Listed records:
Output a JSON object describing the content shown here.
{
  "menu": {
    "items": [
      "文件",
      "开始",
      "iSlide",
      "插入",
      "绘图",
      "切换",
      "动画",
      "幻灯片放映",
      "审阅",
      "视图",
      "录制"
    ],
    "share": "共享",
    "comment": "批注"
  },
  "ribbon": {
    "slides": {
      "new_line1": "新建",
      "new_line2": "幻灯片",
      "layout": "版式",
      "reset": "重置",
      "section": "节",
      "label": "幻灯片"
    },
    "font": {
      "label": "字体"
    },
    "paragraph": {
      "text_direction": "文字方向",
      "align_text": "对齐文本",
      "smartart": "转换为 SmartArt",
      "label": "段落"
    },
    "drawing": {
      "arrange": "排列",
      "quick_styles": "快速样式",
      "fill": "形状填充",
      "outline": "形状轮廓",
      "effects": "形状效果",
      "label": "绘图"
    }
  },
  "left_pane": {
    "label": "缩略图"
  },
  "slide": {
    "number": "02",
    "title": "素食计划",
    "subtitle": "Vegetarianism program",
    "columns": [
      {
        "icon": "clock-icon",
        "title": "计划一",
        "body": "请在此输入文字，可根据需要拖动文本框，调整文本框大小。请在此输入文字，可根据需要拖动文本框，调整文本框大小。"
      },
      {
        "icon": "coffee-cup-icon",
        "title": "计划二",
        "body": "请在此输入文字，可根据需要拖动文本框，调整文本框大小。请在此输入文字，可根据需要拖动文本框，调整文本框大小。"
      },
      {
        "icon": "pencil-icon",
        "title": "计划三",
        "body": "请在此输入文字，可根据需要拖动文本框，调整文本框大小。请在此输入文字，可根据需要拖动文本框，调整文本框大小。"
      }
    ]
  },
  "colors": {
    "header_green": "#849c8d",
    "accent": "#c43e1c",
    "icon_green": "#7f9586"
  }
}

Work instructions: Can you restate every record above word for word?

The completed task:
Output a JSON object describing the content shown here.
{
  "menu": {
    "items": [
      "文件",
      "开始",
      "iSlide",
      "插入",
      "绘图",
      "切换",
      "动画",
      "幻灯片放映",
      "审阅",
      "视图",
      "录制"
    ],
    "share": "共享",
    "comment": "批注"
  },
  "ribbon": {
    "slides": {
      "new_line1": "新建",
      "new_line2": "幻灯片",
      "layout": "版式",
      "reset": "重置",
      "section": "节",
      "label": "幻灯片"
    },
    "font": {
      "label": "字体"
    },
    "paragraph": {
      "text_direction": "文字方向",
      "align_text": "对齐文本",
      "smartart": "转换为 SmartArt",
      "label": "段落"
    },
    "drawing": {
      "arrange": "排列",
      "quick_styles": "快速样式",
      "fill": "形状填充",
      "outline": "形状轮廓",
      "effects": "形状效果",
      "label": "绘图"
    }
  },
  "left_pane": {
    "label": "缩略图"
  },
  "slide": {
    "number": "02",
    "title": "素食计划",
    "subtitle": "Vegetarianism program",
    "columns": [
      {
        "icon": "clock-icon",
        "title": "计划一",
        "body": "请在此输入文字，可根据需要拖动文本框，调整文本框大小。请在此输入文字，可根据需要拖动文本框，调整文本框大小。"
      },
      {
        "icon": "coffee-cup-icon",
        "title": "计划二",
        "body": "请在此输入文字，可根据需要拖动文本框，调整文本框大小。请在此输入文字，可根据需要拖动文本框，调整文本框大小。"
      },
      {
        "icon": "pencil-icon",
        "title": "计划三",
        "body": "请在此输入文字，可根据需要拖动文本框，调整文本框大小。请在此输入文字，可根据需要拖动文本框，调整文本框大小。"
      }
    ]
  },
  "colors": {
    "header_green": "#849c8d",
    "accent": "#c43e1c",
    "icon_green": "#7f9586"
  }
}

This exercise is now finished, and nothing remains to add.